■ Objective
Locate the lines that hold the string "data". Copy every such line.

:: Supplied records

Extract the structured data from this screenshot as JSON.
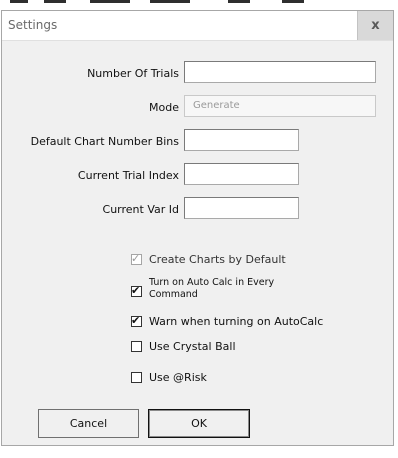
{
  "window": {
    "title": "Settings",
    "close_label": "x"
  },
  "fields": [
    {
      "label": "Number Of Trials",
      "value": "",
      "placeholder": "",
      "disabled": false
    },
    {
      "label": "Mode",
      "value": "Generate",
      "placeholder": "",
      "disabled": true
    },
    {
      "label": "Default Chart Number Bins",
      "value": "",
      "placeholder": "",
      "disabled": false
    },
    {
      "label": "Current Trial Index",
      "value": "",
      "placeholder": "",
      "disabled": false
    },
    {
      "label": "Current Var Id",
      "value": "",
      "placeholder": "",
      "disabled": false
    }
  ],
  "checkboxes": [
    {
      "label": "Create Charts by Default",
      "checked": true,
      "disabled": true
    },
    {
      "label": "Turn on Auto Calc in Every Command",
      "checked": true,
      "disabled": false
    },
    {
      "label": "Warn when turning on AutoCalc",
      "checked": true,
      "disabled": false
    },
    {
      "label": "Use Crystal Ball",
      "checked": false,
      "disabled": false
    },
    {
      "label": "Use @Risk",
      "checked": false,
      "disabled": false
    }
  ],
  "buttons": {
    "cancel": "Cancel",
    "ok": "OK"
  },
  "icons": {
    "close": "close-icon",
    "check": "checkmark-icon"
  }
}
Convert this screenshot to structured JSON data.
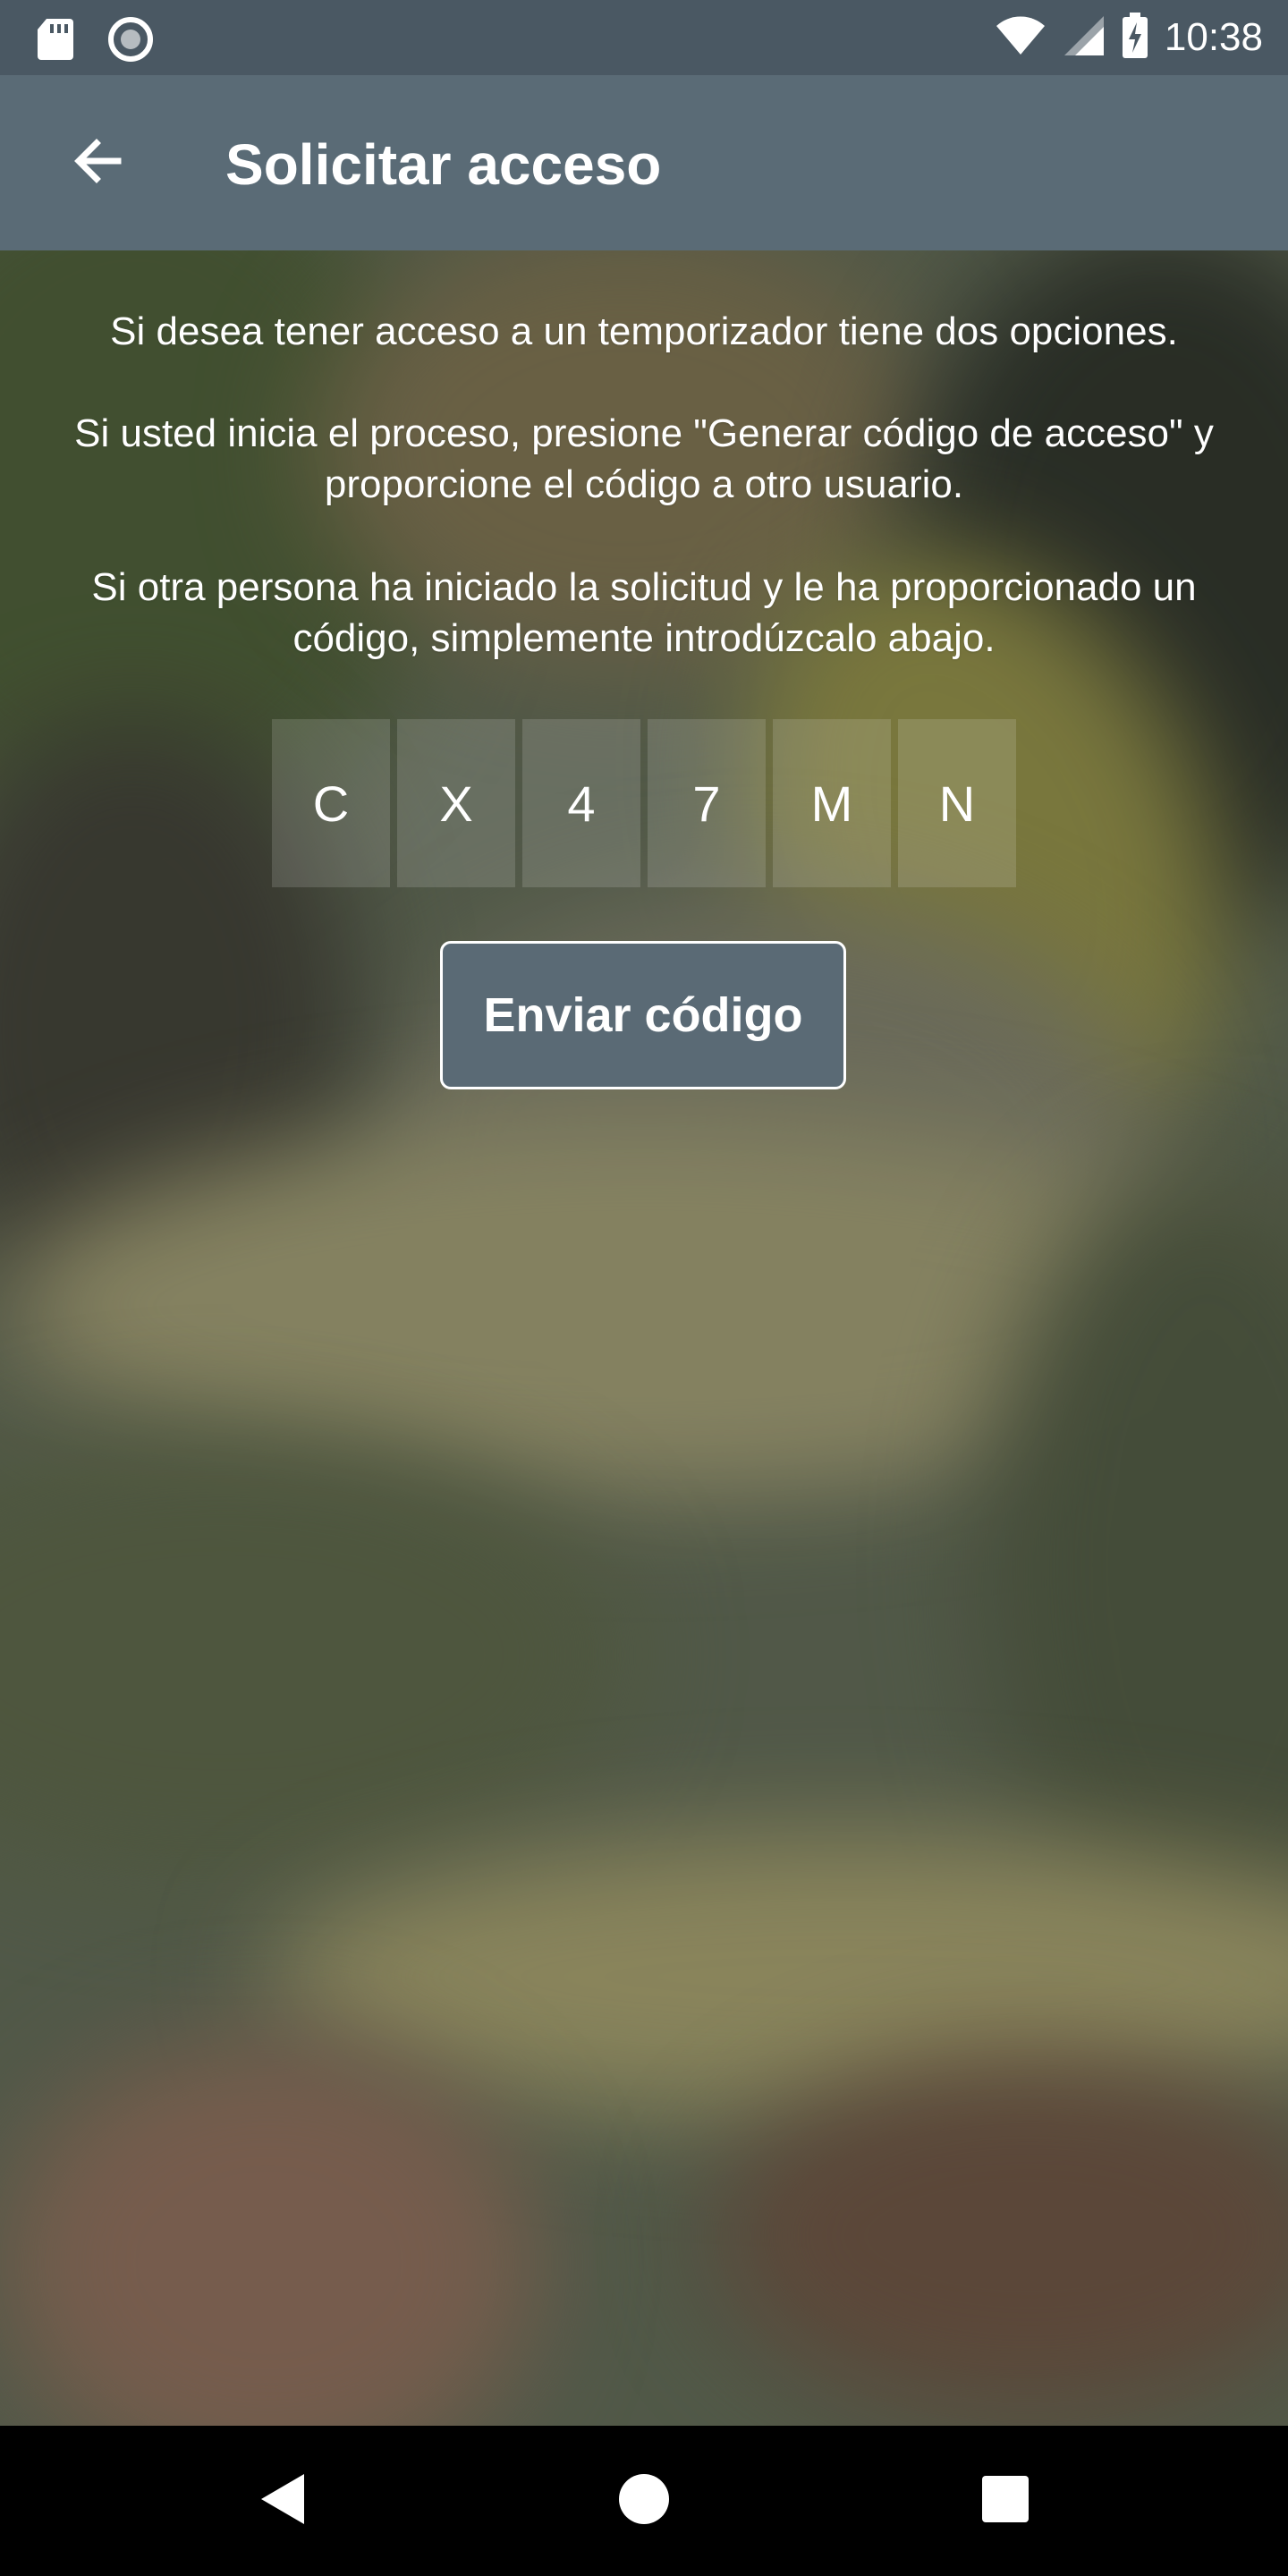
{
  "status_bar": {
    "time": "10:38",
    "icons": [
      "sd-card-icon",
      "sync-circle-icon",
      "wifi-icon",
      "cell-signal-icon",
      "battery-charging-icon"
    ]
  },
  "app_bar": {
    "title": "Solicitar acceso",
    "back_icon": "arrow-back-icon"
  },
  "content": {
    "paragraph_1": "Si desea tener acceso a un temporizador tiene dos opciones.",
    "paragraph_2": "Si usted inicia el proceso, presione \"Generar código de acceso\" y proporcione el código a otro usuario.",
    "paragraph_3": "Si otra persona ha iniciado la solicitud y le ha proporcionado un código, simplemente introdúzcalo abajo.",
    "code": [
      "C",
      "X",
      "4",
      "7",
      "M",
      "N"
    ],
    "send_button_label": "Enviar código"
  },
  "nav_bar": {
    "icons": [
      "nav-back-icon",
      "nav-home-icon",
      "nav-recents-icon"
    ]
  },
  "colors": {
    "status_bar": "#4a5863",
    "app_bar": "#5a6b76",
    "button": "#5a6a75",
    "nav_bar": "#000000"
  }
}
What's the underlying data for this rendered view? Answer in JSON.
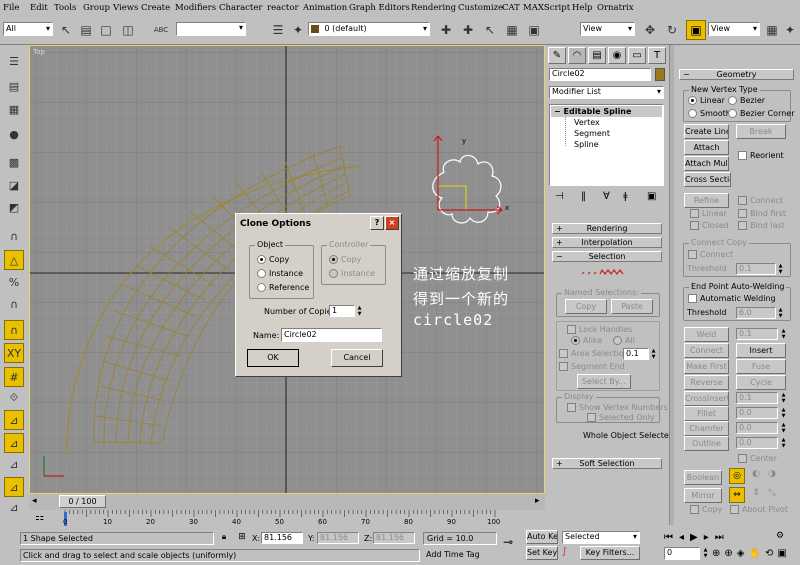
{
  "menu": [
    "File",
    "Edit",
    "Tools",
    "Group",
    "Views",
    "Create",
    "Modifiers",
    "Character",
    "reactor",
    "Animation",
    "Graph Editors",
    "Rendering",
    "Customize",
    "CAT",
    "MAXScript",
    "Help",
    "Ornatrix"
  ],
  "toolbar": {
    "selection_filter": "All",
    "layer_dropdown": "0 (default)",
    "ref_coord_left": "View",
    "ref_coord_right": "View",
    "abc_label": "ABC"
  },
  "viewport": {
    "label": "Top",
    "overlay_text": [
      "通过缩放复制",
      "得到一个新的",
      "circle02"
    ],
    "axis_x": "x",
    "axis_y": "y"
  },
  "dialog": {
    "title": "Clone Options",
    "help": "?",
    "close": "×",
    "object_group": "Object",
    "object_options": [
      "Copy",
      "Instance",
      "Reference"
    ],
    "object_selected": "Copy",
    "controller_group": "Controller",
    "controller_options": [
      "Copy",
      "Instance"
    ],
    "copies_label": "Number of Copies:",
    "copies_value": "1",
    "name_label": "Name:",
    "name_value": "Circle02",
    "ok": "OK",
    "cancel": "Cancel"
  },
  "command_panel": {
    "object_name": "Circle02",
    "object_color": "#9a7a1a",
    "modifier_list": "Modifier List",
    "stack": {
      "root": "Editable Spline",
      "children": [
        "Vertex",
        "Segment",
        "Spline"
      ]
    },
    "rollouts": {
      "rendering": "Rendering",
      "interpolation": "Interpolation",
      "selection": "Selection",
      "soft_selection": "Soft Selection"
    },
    "selection": {
      "named_group": "Named Selections:",
      "copy": "Copy",
      "paste": "Paste",
      "lock_handles": "Lock Handles",
      "alike": "Alike",
      "all": "All",
      "area_selection": "Area Selection:",
      "area_value": "0.1",
      "segment_end": "Segment End",
      "select_by": "Select By...",
      "display_group": "Display",
      "show_vertex_numbers": "Show Vertex Numbers",
      "selected_only": "Selected Only",
      "whole_object": "Whole Object Selected"
    }
  },
  "geometry": {
    "title": "Geometry",
    "new_vertex_type": "New Vertex Type",
    "types": [
      "Linear",
      "Bezier",
      "Smooth",
      "Bezier Corner"
    ],
    "type_selected": "Linear",
    "create_line": "Create Line",
    "break": "Break",
    "attach": "Attach",
    "reorient": "Reorient",
    "attach_mult": "Attach Mult.",
    "cross_section": "Cross Section",
    "refine": "Refine",
    "connect": "Connect",
    "linear": "Linear",
    "bind_first": "Bind first",
    "closed": "Closed",
    "bind_last": "Bind last",
    "connect_copy": "Connect Copy",
    "connect_chk": "Connect",
    "threshold": "Threshold",
    "threshold_value": "0.1",
    "end_point": "End Point Auto-Welding",
    "auto_welding": "Automatic Welding",
    "threshold2": "Threshold",
    "threshold2_value": "6.0",
    "weld": "Weld",
    "weld_value": "0.1",
    "connect_btn": "Connect",
    "insert": "Insert",
    "make_first": "Make First",
    "fuse": "Fuse",
    "reverse": "Reverse",
    "cycle": "Cycle",
    "crossinsert": "CrossInsert",
    "crossinsert_value": "0.1",
    "fillet": "Fillet",
    "fillet_value": "0.0",
    "chamfer": "Chamfer",
    "chamfer_value": "0.0",
    "outline": "Outline",
    "outline_value": "0.0",
    "center": "Center",
    "boolean": "Boolean",
    "mirror": "Mirror",
    "copy": "Copy",
    "about_pivot": "About Pivot"
  },
  "timeline": {
    "slider": "0 / 100",
    "ticks": [
      "0",
      "10",
      "20",
      "30",
      "40",
      "50",
      "60",
      "70",
      "80",
      "90",
      "100"
    ]
  },
  "status": {
    "selected": "1 Shape Selected",
    "prompt": "Click and drag to select and scale objects (uniformly)",
    "x_label": "X:",
    "x_value": "81.156",
    "y_label": "Y:",
    "y_value": "81.156",
    "z_label": "Z:",
    "z_value": "81.156",
    "grid": "Grid = 10.0",
    "add_time_tag": "Add Time Tag",
    "auto_key": "Auto Key",
    "set_key": "Set Key",
    "selected_dropdown": "Selected",
    "key_filters": "Key Filters...",
    "frame": "0"
  }
}
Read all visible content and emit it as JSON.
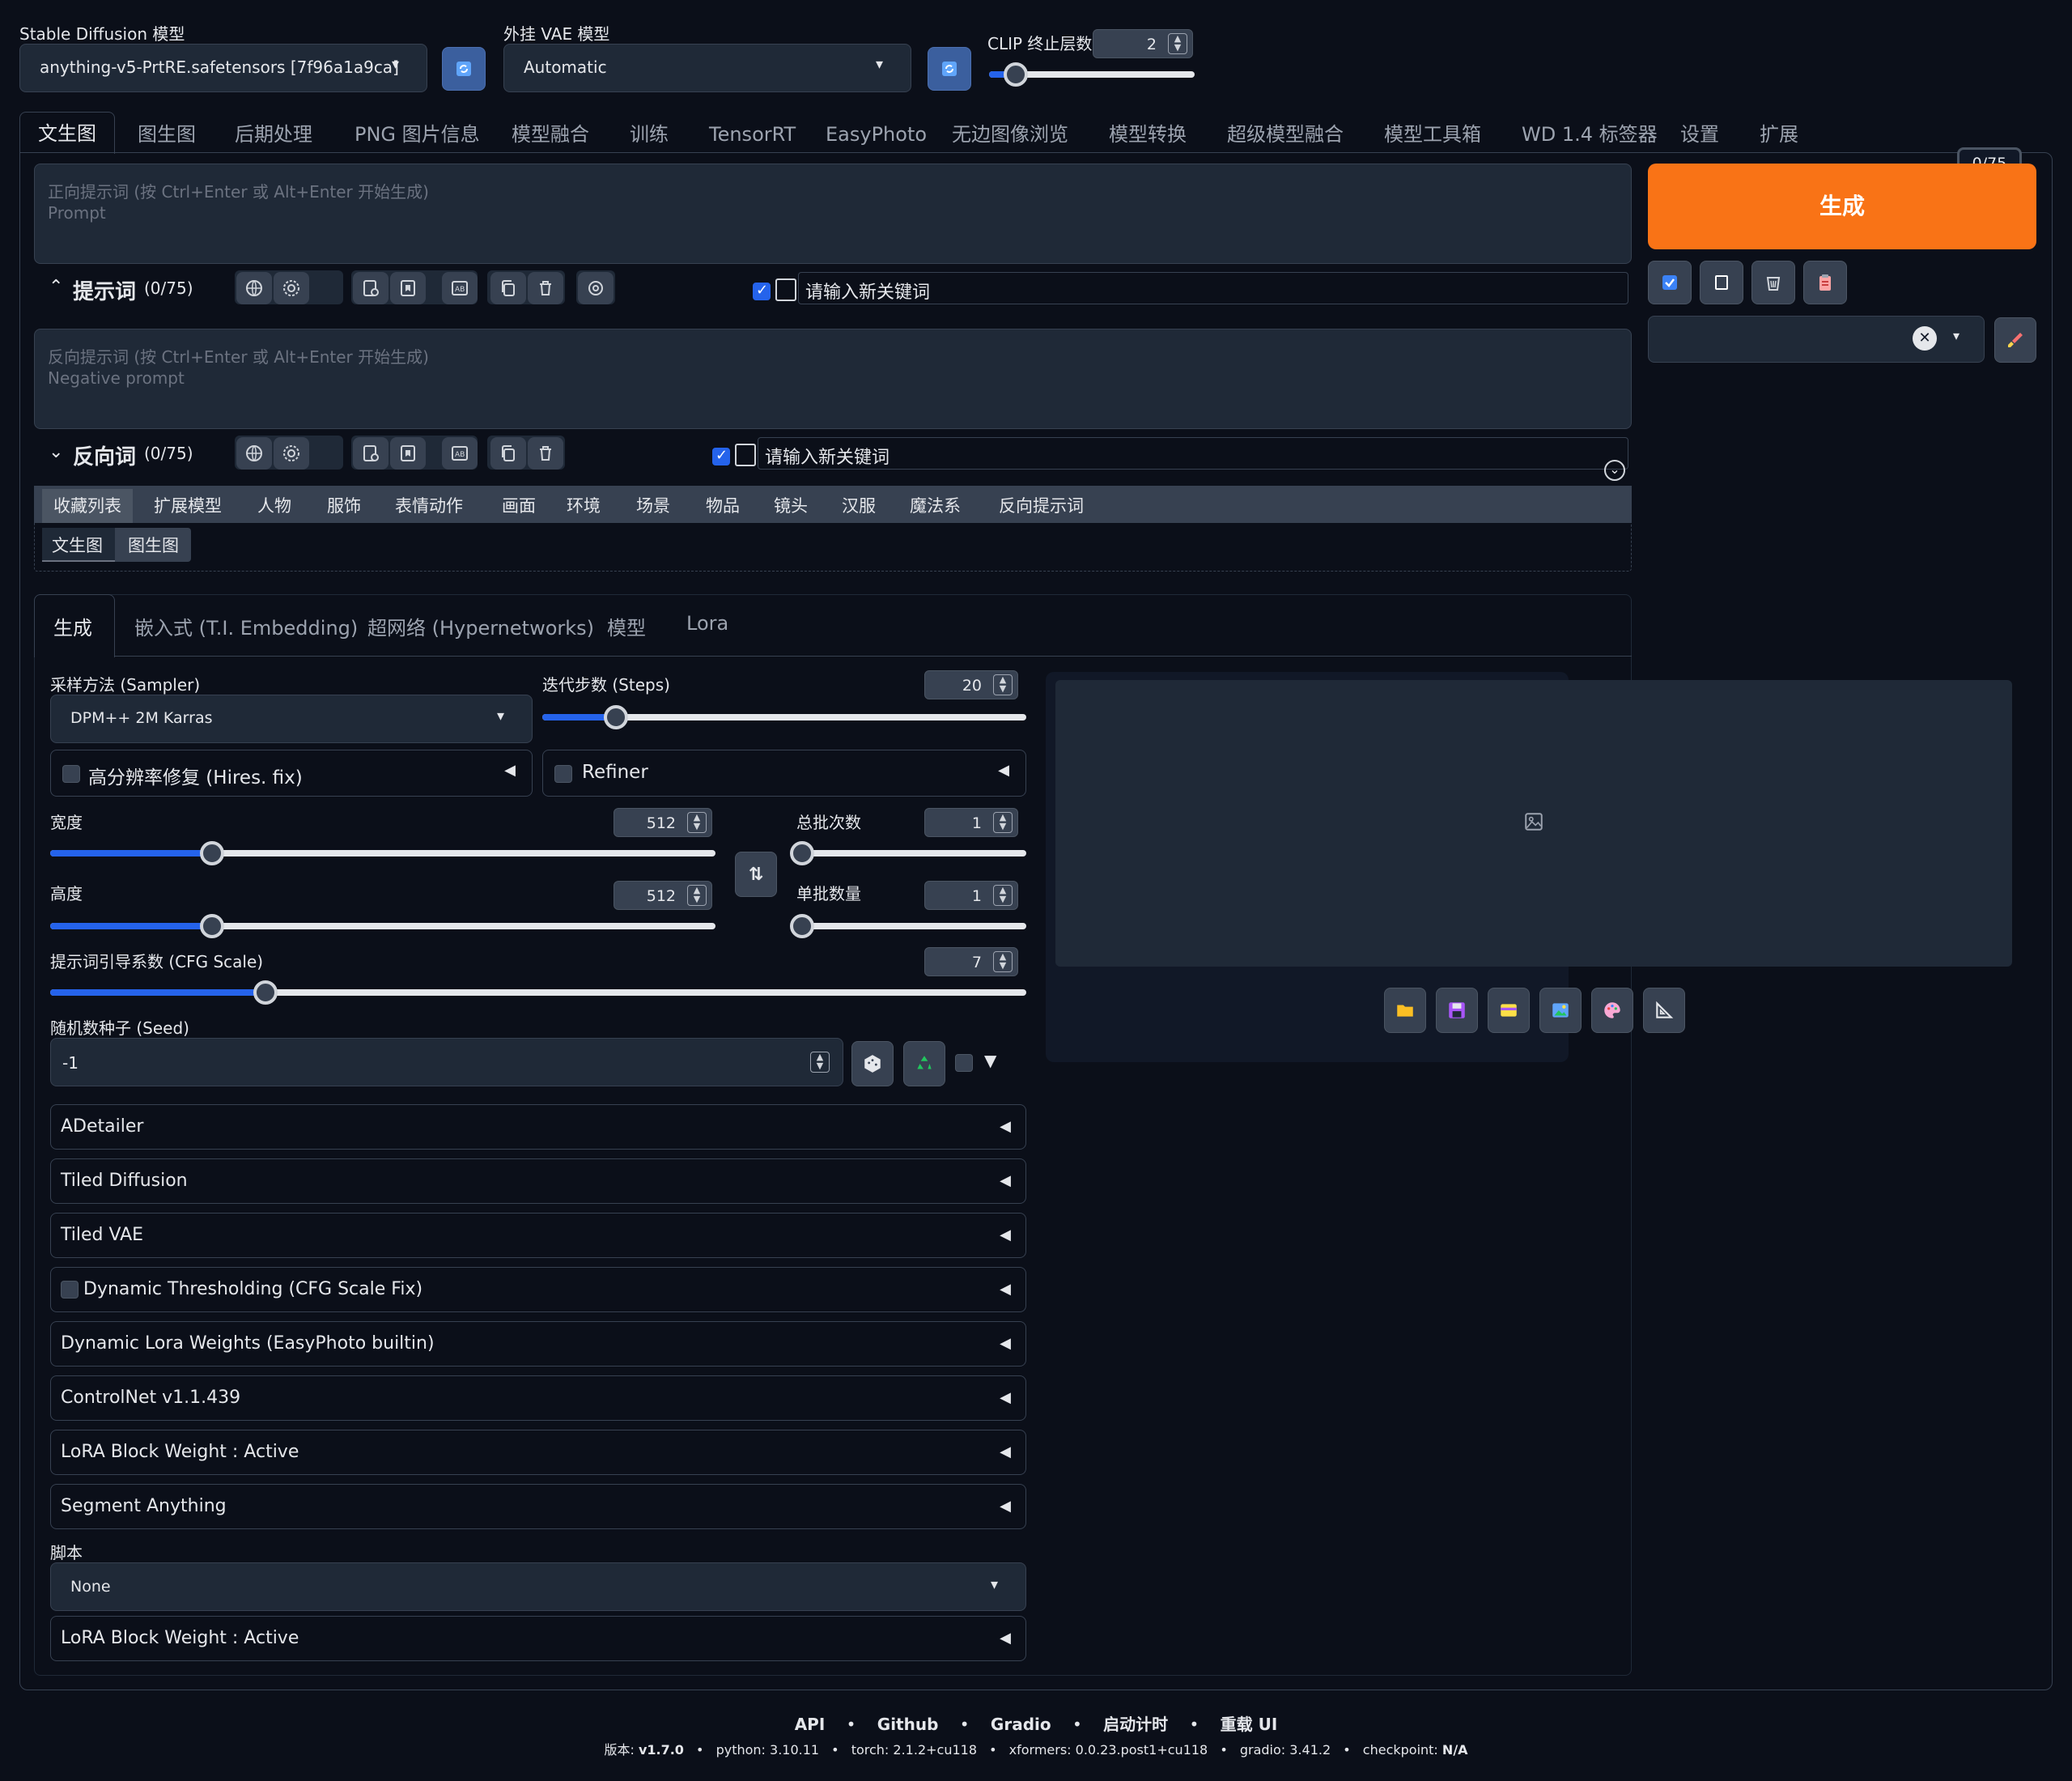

::::

■ The solution
Extract the structured data from this screenshot as JSON.
Convert this screenshot to structured JSON data.
What's the underlying data for this rendered view? Answer in JSON.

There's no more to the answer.